[What you will do]: Determine how many lines below hold the string "milliers". Reply with the number alone.

[Rows]:

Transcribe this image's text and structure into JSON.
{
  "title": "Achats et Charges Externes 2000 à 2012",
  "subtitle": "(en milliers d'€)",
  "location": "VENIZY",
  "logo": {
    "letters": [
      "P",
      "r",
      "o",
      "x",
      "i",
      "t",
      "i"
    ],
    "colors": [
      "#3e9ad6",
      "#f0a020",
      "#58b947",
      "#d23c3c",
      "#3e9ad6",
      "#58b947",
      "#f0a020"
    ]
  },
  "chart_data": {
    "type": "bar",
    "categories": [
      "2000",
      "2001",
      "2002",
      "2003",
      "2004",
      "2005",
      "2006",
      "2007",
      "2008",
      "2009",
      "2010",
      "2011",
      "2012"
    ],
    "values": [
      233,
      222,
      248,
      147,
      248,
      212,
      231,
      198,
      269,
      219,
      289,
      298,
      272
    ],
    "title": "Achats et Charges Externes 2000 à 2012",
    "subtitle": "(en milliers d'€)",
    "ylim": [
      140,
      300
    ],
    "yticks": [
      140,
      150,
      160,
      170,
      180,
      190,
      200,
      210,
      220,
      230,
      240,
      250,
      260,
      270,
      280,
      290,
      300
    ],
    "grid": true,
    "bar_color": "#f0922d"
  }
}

[Result of this exercise]: 2